Task to carry out — Omit the images. Copy each entry word for word.

Extracted data entries —
START

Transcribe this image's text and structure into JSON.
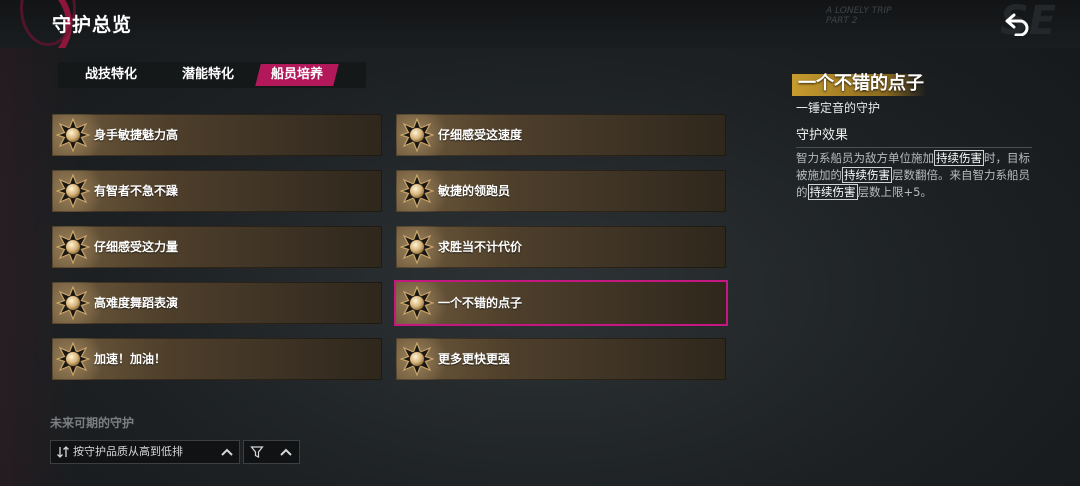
{
  "header": {
    "title": "守护总览",
    "deco_line1": "A LONELY TRIP",
    "deco_line2": "PART 2",
    "deco_big": "SE"
  },
  "tabs": [
    {
      "label": "战技特化",
      "active": false
    },
    {
      "label": "潜能特化",
      "active": false
    },
    {
      "label": "船员培养",
      "active": true
    }
  ],
  "cards_left": [
    {
      "label": "身手敏捷魅力高"
    },
    {
      "label": "有智者不急不躁"
    },
    {
      "label": "仔细感受这力量"
    },
    {
      "label": "高难度舞蹈表演"
    },
    {
      "label": "加速！加油！"
    }
  ],
  "cards_right": [
    {
      "label": "仔细感受这速度"
    },
    {
      "label": "敏捷的领跑员"
    },
    {
      "label": "求胜当不计代价"
    },
    {
      "label": "一个不错的点子",
      "selected": true
    },
    {
      "label": "更多更快更强"
    }
  ],
  "coming_soon": "未来可期的守护",
  "sort": {
    "label": "按守护品质从高到低排"
  },
  "detail": {
    "title": "一个不错的点子",
    "subtitle": "一锤定音的守护",
    "effect_heading": "守护效果",
    "effect": {
      "p1": "智力系船员为敌方单位施加",
      "kw1": "持续伤害",
      "p2": "时，目标被施加的",
      "kw2": "持续伤害",
      "p3": "层数翻倍。来自智力系船员的",
      "kw3": "持续伤害",
      "p4": "层数上限+5。"
    }
  },
  "colors": {
    "accent": "#b2185a",
    "selected_border": "#c4177f",
    "title_highlight": "#c79b2e"
  }
}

END

Task answer —
Transcribe this image's text and structure into JSON.
{
  "header": {
    "title": "守护总览",
    "deco_line1": "A LONELY TRIP",
    "deco_line2": "PART 2",
    "deco_big": "SE"
  },
  "tabs": [
    {
      "label": "战技特化",
      "active": false
    },
    {
      "label": "潜能特化",
      "active": false
    },
    {
      "label": "船员培养",
      "active": true
    }
  ],
  "cards_left": [
    {
      "label": "身手敏捷魅力高"
    },
    {
      "label": "有智者不急不躁"
    },
    {
      "label": "仔细感受这力量"
    },
    {
      "label": "高难度舞蹈表演"
    },
    {
      "label": "加速！加油！"
    }
  ],
  "cards_right": [
    {
      "label": "仔细感受这速度"
    },
    {
      "label": "敏捷的领跑员"
    },
    {
      "label": "求胜当不计代价"
    },
    {
      "label": "一个不错的点子",
      "selected": true
    },
    {
      "label": "更多更快更强"
    }
  ],
  "coming_soon": "未来可期的守护",
  "sort": {
    "label": "按守护品质从高到低排"
  },
  "detail": {
    "title": "一个不错的点子",
    "subtitle": "一锤定音的守护",
    "effect_heading": "守护效果",
    "effect": {
      "p1": "智力系船员为敌方单位施加",
      "kw1": "持续伤害",
      "p2": "时，目标被施加的",
      "kw2": "持续伤害",
      "p3": "层数翻倍。来自智力系船员的",
      "kw3": "持续伤害",
      "p4": "层数上限+5。"
    }
  },
  "colors": {
    "accent": "#b2185a",
    "selected_border": "#c4177f",
    "title_highlight": "#c79b2e"
  }
}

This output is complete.